# Task material
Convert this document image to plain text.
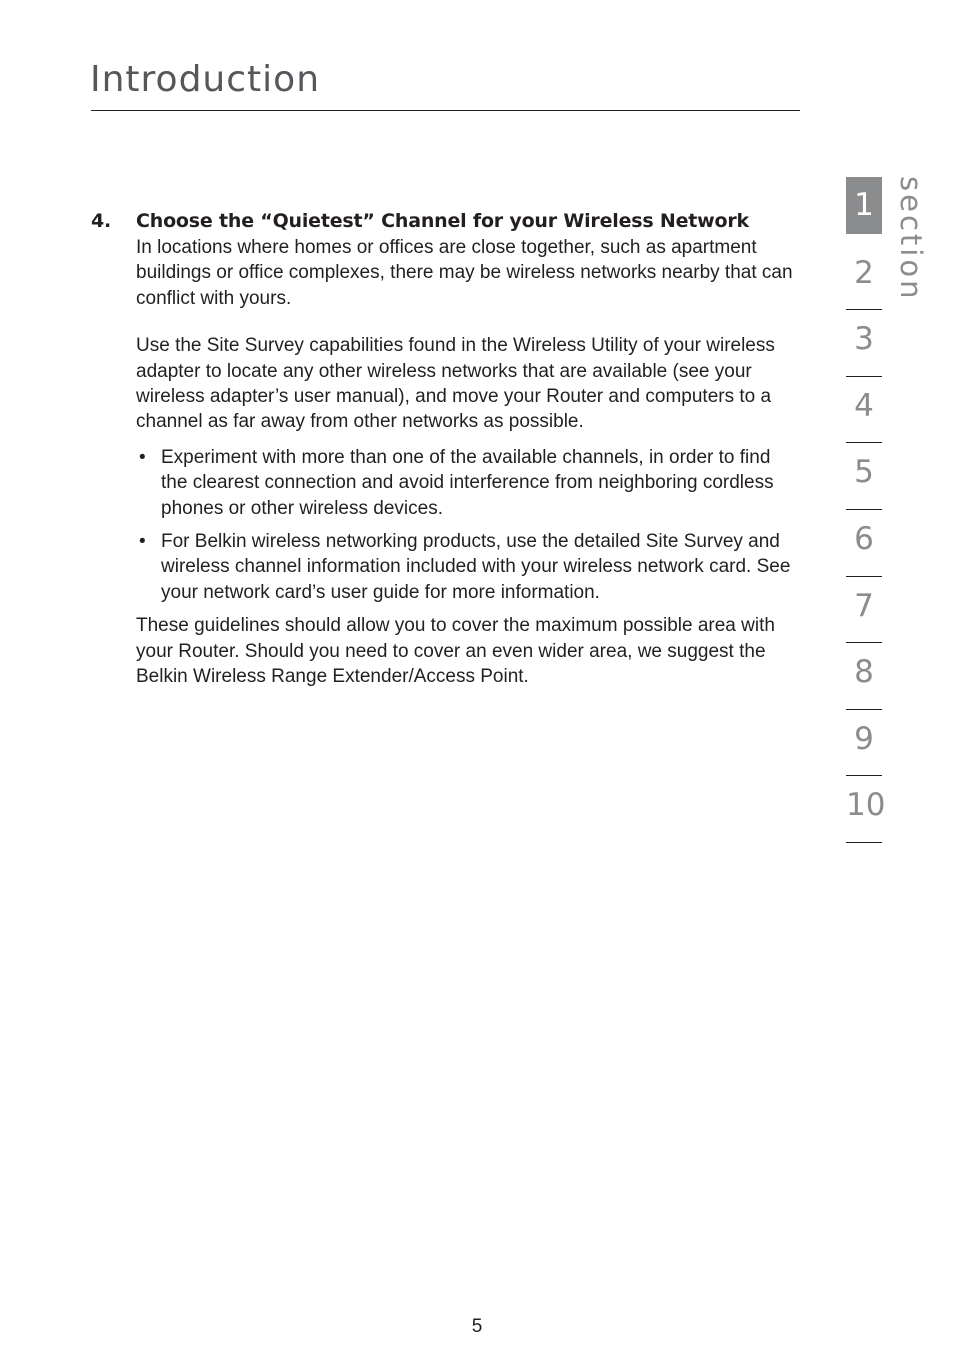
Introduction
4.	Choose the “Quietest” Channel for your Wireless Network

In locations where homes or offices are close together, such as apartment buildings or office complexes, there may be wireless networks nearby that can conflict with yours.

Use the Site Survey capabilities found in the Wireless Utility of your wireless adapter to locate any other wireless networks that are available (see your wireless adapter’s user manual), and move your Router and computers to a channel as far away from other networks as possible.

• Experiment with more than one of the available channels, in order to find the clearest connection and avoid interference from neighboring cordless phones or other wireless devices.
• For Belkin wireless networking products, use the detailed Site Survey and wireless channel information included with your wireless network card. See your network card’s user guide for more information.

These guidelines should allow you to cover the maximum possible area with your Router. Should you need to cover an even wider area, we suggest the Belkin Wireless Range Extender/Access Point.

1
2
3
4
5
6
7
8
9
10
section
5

# Direction
Using the material above, return every line exactly as it appears, minus the pictures.

# Response below
Convert this document image to plain text.
Introduction
4.	Choose the “Quietest” Channel for your Wireless Network

In locations where homes or offices are close together, such as apartment buildings or office complexes, there may be wireless networks nearby that can conflict with yours.

Use the Site Survey capabilities found in the Wireless Utility of your wireless adapter to locate any other wireless networks that are available (see your wireless adapter’s user manual), and move your Router and computers to a channel as far away from other networks as possible.

• Experiment with more than one of the available channels, in order to find the clearest connection and avoid interference from neighboring cordless phones or other wireless devices.
• For Belkin wireless networking products, use the detailed Site Survey and wireless channel information included with your wireless network card. See your network card’s user guide for more information.

These guidelines should allow you to cover the maximum possible area with your Router. Should you need to cover an even wider area, we suggest the Belkin Wireless Range Extender/Access Point.

1
2
3
4
5
6
7
8
9
10
section
5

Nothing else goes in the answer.